*Stated exercise*
Could you write out every record below exactly, leaving out any pictures?

*Data entries*
==================================================
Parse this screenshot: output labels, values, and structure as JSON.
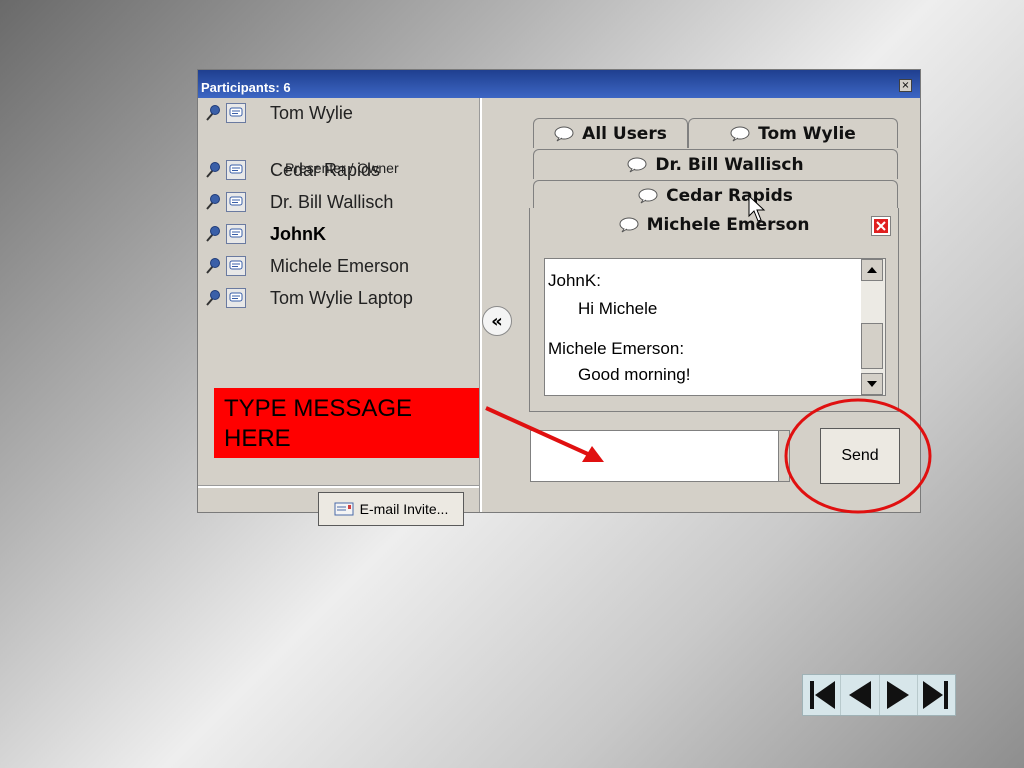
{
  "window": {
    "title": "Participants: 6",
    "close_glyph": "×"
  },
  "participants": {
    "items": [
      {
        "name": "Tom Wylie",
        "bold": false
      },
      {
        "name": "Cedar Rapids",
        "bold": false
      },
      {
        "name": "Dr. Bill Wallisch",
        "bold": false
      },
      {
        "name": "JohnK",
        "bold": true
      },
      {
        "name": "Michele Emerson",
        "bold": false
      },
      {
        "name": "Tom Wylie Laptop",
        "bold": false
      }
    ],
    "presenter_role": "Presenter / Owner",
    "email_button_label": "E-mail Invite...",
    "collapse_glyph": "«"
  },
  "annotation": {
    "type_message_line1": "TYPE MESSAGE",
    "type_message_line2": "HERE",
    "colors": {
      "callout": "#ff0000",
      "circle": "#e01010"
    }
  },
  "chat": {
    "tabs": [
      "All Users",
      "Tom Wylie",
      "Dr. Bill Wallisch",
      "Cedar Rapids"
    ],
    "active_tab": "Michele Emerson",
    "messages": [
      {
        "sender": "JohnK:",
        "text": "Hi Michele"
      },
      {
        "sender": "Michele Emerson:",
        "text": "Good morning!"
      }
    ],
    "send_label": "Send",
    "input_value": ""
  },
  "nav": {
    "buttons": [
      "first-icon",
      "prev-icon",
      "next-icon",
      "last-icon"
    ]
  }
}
==================================================
*Reply to the task*
Parse this screenshot: output labels, values, and structure as JSON.
{
  "window": {
    "title": "Participants: 6",
    "close_glyph": "×"
  },
  "participants": {
    "items": [
      {
        "name": "Tom Wylie",
        "bold": false
      },
      {
        "name": "Cedar Rapids",
        "bold": false
      },
      {
        "name": "Dr. Bill Wallisch",
        "bold": false
      },
      {
        "name": "JohnK",
        "bold": true
      },
      {
        "name": "Michele Emerson",
        "bold": false
      },
      {
        "name": "Tom Wylie Laptop",
        "bold": false
      }
    ],
    "presenter_role": "Presenter / Owner",
    "email_button_label": "E-mail Invite...",
    "collapse_glyph": "«"
  },
  "annotation": {
    "type_message_line1": "TYPE MESSAGE",
    "type_message_line2": "HERE",
    "colors": {
      "callout": "#ff0000",
      "circle": "#e01010"
    }
  },
  "chat": {
    "tabs": [
      "All Users",
      "Tom Wylie",
      "Dr. Bill Wallisch",
      "Cedar Rapids"
    ],
    "active_tab": "Michele Emerson",
    "messages": [
      {
        "sender": "JohnK:",
        "text": "Hi Michele"
      },
      {
        "sender": "Michele Emerson:",
        "text": "Good morning!"
      }
    ],
    "send_label": "Send",
    "input_value": ""
  },
  "nav": {
    "buttons": [
      "first-icon",
      "prev-icon",
      "next-icon",
      "last-icon"
    ]
  }
}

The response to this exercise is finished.